-- begin --

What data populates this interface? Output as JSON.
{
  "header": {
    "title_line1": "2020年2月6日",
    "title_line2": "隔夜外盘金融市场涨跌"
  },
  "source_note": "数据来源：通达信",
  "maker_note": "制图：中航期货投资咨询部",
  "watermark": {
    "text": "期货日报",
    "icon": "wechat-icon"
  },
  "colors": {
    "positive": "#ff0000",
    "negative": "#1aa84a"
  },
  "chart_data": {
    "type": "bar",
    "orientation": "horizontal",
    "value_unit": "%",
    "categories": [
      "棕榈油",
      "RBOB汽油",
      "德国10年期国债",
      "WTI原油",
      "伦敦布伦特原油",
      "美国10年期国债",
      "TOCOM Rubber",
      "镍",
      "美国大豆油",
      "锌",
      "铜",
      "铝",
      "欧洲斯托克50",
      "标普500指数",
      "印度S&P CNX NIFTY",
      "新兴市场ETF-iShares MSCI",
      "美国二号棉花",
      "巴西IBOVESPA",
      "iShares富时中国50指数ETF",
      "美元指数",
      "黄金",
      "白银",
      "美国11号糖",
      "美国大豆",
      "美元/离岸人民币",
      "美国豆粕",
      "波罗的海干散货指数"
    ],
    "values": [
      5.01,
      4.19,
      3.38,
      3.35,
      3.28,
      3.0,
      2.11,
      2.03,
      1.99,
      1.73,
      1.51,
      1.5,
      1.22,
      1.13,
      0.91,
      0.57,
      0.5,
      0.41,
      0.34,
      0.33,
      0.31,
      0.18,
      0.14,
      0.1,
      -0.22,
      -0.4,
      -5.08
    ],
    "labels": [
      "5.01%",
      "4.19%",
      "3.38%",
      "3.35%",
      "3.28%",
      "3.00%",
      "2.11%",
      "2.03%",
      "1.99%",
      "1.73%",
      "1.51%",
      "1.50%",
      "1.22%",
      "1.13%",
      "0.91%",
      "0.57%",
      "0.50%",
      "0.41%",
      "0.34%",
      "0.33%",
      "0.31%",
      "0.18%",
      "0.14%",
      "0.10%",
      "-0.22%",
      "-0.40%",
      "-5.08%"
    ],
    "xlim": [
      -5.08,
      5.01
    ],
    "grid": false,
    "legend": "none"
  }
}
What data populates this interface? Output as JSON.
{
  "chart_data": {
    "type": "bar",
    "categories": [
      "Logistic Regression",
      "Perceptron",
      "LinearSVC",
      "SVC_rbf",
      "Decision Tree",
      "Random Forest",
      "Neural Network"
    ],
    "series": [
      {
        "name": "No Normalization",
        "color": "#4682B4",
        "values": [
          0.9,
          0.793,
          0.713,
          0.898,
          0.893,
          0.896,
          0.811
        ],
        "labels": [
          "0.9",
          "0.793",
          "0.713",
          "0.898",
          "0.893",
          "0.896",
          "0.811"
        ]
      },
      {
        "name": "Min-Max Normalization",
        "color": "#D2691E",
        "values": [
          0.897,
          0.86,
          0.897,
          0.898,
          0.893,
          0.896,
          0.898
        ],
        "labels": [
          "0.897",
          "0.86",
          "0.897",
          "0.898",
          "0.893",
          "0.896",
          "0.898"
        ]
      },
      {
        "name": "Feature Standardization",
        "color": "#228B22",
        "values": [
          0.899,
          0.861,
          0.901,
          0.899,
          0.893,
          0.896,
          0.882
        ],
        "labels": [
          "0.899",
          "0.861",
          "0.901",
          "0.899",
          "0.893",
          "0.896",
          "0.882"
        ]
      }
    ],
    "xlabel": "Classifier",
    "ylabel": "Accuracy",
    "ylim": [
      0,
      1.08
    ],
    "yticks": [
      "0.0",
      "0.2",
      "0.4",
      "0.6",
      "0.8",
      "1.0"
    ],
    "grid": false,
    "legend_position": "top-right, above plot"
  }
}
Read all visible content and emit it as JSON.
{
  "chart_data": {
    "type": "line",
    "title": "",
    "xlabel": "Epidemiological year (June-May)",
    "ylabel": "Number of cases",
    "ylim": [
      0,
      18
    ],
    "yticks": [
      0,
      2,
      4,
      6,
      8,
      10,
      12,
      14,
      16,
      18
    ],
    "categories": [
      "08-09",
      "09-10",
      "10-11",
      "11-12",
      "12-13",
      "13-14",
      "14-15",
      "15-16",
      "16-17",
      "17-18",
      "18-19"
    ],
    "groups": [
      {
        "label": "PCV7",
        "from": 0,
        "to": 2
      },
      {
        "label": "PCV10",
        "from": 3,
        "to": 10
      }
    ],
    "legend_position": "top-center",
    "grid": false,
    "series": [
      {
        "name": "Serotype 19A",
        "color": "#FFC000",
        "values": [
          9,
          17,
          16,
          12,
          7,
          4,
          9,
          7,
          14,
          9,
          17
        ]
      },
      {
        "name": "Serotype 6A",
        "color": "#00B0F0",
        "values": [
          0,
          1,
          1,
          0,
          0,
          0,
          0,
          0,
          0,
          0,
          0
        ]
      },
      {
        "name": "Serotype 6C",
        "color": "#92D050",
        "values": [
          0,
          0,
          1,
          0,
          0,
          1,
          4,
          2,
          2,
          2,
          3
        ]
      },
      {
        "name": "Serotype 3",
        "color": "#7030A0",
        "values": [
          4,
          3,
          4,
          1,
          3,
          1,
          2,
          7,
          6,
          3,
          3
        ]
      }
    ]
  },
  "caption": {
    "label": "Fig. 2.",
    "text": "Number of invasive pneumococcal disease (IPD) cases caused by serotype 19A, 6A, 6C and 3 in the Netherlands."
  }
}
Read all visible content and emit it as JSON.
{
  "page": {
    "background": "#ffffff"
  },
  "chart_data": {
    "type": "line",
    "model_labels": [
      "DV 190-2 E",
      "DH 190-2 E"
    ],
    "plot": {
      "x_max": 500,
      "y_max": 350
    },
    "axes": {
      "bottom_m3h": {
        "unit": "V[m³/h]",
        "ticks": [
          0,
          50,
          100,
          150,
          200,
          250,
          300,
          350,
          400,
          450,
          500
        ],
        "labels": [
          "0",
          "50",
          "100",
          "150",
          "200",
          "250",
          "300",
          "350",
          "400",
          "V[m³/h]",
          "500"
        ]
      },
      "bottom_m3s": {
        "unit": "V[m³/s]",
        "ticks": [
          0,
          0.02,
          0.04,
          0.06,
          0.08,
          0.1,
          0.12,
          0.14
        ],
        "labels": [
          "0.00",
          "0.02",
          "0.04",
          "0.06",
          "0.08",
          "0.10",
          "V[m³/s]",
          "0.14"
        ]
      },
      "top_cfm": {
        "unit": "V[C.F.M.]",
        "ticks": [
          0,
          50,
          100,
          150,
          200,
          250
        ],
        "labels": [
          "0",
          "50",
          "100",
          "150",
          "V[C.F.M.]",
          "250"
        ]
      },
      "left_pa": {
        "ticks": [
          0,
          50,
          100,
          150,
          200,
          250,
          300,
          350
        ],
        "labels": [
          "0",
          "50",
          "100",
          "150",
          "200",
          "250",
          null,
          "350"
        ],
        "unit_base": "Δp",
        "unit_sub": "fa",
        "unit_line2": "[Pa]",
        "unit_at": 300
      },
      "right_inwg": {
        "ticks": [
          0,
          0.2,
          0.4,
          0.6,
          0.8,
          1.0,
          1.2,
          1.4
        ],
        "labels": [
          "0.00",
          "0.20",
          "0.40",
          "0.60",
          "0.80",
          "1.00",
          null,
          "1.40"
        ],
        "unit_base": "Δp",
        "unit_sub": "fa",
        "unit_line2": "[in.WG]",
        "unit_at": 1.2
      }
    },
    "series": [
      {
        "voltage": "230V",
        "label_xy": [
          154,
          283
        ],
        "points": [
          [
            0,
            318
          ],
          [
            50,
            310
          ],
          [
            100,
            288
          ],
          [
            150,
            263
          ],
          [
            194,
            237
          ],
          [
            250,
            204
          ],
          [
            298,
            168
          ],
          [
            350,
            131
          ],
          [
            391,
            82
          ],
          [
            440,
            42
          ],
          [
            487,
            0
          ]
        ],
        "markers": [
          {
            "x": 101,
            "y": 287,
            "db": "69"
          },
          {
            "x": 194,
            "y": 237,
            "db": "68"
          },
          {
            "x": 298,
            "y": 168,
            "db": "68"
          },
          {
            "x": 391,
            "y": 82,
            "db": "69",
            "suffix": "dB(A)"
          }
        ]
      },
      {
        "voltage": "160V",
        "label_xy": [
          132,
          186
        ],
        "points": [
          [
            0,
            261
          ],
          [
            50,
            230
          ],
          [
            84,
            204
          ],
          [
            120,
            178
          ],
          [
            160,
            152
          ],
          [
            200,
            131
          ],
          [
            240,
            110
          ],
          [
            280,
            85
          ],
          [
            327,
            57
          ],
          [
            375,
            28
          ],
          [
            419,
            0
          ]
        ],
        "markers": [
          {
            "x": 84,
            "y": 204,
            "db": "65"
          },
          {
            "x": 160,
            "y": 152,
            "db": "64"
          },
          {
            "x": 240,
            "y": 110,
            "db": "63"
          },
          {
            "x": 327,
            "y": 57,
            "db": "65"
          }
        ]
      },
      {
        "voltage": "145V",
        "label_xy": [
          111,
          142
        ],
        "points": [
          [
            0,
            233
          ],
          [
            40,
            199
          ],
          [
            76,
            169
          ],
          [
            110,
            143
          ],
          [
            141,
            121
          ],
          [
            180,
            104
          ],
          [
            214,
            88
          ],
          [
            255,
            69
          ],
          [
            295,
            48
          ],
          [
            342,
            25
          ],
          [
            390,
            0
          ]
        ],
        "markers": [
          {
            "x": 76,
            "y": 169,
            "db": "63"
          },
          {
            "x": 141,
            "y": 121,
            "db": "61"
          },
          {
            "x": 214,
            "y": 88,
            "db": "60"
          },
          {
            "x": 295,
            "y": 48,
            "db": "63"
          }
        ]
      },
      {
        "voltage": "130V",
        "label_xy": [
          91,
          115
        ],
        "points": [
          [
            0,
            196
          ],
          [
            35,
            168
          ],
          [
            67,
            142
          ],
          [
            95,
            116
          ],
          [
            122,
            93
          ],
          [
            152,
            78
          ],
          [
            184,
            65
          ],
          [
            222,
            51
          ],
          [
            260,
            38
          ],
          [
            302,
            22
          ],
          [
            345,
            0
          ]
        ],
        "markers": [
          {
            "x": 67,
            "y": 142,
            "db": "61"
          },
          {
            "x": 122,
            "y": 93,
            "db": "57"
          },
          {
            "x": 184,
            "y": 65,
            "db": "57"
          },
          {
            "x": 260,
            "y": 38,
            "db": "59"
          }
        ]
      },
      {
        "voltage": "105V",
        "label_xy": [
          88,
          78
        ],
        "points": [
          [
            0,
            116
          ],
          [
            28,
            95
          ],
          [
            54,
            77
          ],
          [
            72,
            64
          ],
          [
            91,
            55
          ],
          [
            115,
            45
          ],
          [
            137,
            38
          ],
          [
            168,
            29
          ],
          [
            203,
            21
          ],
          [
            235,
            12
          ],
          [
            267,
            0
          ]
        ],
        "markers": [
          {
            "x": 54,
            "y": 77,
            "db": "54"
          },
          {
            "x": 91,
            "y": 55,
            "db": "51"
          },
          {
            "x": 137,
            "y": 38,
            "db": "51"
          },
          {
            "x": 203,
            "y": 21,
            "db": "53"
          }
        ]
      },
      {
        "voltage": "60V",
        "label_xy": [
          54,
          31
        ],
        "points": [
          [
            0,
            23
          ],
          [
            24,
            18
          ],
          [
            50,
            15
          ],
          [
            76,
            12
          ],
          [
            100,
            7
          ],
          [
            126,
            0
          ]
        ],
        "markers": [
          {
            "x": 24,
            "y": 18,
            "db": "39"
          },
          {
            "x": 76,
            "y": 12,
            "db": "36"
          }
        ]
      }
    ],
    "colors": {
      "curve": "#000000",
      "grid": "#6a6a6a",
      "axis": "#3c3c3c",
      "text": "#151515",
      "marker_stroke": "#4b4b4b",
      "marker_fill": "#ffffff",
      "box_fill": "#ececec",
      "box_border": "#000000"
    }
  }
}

-- end --

Problem to solve
How many lines of the records contain the string "text"? Respond with the number alone.

Exercise solution
3